• _Structured figure records_:
++++++++++++++++++++
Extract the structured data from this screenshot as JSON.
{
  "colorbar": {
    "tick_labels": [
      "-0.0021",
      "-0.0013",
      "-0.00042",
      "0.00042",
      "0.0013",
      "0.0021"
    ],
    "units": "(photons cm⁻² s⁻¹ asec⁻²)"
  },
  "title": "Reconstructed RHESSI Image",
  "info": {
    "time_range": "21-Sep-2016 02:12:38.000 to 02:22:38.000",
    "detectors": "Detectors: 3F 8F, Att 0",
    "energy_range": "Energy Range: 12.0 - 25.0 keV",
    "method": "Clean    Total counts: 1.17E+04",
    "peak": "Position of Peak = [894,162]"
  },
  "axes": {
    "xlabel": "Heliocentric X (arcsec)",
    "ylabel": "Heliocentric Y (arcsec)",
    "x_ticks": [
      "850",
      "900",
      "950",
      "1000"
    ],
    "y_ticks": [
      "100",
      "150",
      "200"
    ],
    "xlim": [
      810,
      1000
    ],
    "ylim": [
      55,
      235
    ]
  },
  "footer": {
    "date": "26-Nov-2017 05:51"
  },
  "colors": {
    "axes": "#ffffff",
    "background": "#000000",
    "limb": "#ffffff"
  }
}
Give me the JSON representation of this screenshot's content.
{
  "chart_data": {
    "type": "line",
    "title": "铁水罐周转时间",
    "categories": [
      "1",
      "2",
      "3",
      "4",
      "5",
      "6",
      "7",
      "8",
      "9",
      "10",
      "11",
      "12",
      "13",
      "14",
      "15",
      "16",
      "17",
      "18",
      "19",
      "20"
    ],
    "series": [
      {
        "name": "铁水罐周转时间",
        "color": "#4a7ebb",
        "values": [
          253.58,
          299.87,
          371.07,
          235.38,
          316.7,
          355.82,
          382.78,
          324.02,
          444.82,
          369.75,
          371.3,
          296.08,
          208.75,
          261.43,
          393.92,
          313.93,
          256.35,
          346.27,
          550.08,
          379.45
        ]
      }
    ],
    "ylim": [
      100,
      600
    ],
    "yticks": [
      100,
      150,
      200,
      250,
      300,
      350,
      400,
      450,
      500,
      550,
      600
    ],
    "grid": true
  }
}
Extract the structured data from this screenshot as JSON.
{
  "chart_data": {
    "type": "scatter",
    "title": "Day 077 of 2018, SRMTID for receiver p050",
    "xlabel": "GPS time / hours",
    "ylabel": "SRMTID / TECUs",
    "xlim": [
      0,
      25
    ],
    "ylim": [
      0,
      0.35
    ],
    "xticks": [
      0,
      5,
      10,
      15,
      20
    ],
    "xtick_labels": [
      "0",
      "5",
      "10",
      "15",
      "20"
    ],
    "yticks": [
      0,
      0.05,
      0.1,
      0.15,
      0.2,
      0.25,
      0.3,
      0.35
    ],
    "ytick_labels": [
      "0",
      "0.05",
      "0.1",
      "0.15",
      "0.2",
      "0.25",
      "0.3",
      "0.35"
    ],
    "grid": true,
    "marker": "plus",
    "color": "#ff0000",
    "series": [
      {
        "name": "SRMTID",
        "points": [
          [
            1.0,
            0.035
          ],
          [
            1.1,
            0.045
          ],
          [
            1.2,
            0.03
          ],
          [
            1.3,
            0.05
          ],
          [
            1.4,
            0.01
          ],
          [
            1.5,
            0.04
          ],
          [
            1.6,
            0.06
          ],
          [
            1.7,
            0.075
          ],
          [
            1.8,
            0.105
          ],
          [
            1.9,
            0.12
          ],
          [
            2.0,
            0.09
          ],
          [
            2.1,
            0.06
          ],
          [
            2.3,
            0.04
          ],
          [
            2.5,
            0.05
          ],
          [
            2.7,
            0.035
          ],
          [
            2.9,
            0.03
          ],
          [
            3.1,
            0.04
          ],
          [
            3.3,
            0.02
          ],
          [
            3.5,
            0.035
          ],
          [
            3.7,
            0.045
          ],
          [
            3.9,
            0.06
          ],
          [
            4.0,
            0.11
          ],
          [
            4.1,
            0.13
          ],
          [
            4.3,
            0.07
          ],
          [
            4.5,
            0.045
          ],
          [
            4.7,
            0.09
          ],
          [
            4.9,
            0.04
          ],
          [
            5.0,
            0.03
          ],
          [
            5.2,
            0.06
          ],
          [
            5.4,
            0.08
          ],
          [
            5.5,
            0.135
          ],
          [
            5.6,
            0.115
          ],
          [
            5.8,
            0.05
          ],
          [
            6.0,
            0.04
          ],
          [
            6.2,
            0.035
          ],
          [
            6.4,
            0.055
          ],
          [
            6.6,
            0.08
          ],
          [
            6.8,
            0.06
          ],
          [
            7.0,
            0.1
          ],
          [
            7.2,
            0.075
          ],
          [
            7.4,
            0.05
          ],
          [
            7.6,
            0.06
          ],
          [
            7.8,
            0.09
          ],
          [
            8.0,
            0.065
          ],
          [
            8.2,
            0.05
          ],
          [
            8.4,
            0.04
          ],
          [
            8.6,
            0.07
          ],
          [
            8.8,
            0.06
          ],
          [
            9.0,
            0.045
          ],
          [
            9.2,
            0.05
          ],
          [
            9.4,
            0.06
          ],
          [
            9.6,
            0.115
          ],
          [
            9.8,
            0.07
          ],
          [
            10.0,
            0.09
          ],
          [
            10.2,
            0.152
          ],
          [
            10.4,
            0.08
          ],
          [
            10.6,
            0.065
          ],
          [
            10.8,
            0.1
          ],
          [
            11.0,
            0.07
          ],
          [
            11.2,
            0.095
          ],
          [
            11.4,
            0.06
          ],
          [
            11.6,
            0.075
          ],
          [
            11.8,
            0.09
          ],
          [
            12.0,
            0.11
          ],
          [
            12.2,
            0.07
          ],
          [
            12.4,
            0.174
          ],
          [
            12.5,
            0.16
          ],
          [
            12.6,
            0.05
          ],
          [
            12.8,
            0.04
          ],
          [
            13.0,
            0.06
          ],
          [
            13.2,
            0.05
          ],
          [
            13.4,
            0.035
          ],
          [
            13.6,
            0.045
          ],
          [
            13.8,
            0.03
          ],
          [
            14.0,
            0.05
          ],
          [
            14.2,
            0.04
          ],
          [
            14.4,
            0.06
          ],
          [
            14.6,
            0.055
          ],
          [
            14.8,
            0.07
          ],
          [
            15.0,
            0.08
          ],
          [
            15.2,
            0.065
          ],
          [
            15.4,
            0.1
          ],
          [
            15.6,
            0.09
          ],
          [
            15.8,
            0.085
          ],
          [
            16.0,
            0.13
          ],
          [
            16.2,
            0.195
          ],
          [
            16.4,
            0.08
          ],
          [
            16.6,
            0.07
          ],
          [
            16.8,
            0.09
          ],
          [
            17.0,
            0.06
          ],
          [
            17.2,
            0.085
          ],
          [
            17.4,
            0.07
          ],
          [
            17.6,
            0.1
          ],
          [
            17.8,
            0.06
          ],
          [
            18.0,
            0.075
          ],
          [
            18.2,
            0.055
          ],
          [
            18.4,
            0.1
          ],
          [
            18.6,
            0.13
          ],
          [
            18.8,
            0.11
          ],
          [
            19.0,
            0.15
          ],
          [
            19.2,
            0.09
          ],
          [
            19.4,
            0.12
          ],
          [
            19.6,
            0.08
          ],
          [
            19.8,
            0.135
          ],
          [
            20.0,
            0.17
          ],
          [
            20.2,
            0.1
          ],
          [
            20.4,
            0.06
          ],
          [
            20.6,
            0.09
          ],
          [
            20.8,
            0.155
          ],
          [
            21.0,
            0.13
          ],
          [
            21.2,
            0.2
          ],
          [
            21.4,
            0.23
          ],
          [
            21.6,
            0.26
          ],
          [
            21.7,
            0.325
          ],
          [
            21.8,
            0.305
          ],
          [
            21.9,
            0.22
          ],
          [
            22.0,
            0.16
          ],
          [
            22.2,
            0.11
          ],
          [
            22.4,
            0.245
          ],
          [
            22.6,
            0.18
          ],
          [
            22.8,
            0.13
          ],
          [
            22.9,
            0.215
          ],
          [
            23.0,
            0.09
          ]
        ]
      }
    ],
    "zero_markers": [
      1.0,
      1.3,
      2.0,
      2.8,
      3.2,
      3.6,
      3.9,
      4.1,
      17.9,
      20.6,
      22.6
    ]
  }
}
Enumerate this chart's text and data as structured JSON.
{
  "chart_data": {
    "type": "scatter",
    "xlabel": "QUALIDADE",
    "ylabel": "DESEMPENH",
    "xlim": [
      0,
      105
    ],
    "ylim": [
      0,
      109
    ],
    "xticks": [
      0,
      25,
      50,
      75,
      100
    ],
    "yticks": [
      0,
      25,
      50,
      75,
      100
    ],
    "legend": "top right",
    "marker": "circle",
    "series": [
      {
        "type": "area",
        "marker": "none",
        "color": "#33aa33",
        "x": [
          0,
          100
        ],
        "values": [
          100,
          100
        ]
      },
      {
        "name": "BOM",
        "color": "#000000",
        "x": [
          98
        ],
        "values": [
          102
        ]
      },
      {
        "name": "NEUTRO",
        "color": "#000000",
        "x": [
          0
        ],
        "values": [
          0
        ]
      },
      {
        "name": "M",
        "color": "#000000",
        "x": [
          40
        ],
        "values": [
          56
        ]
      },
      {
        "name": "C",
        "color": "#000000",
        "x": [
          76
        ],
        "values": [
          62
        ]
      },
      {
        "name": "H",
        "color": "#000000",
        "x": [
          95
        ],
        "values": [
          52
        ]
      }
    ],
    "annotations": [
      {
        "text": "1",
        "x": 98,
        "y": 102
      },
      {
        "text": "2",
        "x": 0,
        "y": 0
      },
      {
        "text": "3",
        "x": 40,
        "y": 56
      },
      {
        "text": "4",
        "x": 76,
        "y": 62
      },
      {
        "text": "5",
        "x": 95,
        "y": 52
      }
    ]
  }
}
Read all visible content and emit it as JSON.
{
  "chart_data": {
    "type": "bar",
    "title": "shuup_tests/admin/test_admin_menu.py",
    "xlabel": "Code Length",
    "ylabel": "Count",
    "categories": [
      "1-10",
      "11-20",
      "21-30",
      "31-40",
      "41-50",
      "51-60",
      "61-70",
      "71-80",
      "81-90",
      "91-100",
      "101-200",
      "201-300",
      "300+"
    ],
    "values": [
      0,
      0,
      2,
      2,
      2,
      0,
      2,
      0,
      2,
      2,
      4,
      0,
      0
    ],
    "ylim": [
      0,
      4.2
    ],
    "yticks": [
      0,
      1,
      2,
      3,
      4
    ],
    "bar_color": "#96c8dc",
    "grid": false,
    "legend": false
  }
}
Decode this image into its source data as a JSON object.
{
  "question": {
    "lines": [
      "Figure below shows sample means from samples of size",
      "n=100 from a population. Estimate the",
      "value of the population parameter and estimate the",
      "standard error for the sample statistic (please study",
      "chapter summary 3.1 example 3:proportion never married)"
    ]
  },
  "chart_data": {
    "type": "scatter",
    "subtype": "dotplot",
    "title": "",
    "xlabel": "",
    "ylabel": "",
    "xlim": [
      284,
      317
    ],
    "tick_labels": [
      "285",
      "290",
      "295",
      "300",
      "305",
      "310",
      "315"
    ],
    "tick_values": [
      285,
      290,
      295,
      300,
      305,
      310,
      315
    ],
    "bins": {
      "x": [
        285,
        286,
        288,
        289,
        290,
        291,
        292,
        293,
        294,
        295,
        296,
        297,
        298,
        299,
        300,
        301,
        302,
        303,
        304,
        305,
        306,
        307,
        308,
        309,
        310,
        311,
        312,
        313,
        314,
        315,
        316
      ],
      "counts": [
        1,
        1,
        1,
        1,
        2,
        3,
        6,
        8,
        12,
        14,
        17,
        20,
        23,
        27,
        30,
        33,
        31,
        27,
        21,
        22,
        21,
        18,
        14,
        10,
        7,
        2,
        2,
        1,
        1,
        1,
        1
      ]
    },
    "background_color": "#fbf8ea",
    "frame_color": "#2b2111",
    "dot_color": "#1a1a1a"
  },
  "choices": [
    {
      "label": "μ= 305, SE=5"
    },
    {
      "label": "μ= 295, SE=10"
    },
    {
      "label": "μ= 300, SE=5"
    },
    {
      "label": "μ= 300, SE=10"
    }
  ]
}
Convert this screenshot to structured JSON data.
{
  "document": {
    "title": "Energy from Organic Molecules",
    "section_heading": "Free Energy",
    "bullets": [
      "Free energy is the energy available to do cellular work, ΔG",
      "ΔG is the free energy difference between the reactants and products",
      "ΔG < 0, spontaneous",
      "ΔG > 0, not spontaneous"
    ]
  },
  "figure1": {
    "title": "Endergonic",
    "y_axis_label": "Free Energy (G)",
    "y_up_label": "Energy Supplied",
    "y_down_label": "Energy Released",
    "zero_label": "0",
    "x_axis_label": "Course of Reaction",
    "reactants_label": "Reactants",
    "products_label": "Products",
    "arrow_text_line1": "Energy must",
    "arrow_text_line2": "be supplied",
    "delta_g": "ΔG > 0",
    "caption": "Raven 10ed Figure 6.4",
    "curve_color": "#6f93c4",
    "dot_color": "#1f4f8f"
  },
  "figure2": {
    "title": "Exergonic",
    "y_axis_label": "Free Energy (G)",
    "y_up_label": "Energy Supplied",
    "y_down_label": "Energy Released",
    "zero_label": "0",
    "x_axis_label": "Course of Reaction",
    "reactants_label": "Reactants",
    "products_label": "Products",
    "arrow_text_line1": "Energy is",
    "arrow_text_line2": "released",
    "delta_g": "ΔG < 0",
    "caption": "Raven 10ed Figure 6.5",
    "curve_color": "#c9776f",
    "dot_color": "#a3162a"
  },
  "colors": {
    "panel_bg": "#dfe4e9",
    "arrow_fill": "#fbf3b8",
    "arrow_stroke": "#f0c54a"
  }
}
++++++++++++++++++++
• _Your instructions_:
Every line that holds the word "arcsec" should be extracted.

• _Task output_:
    "xlabel": "Heliocentric X (arcsec)",
    "ylabel": "Heliocentric Y (arcsec)",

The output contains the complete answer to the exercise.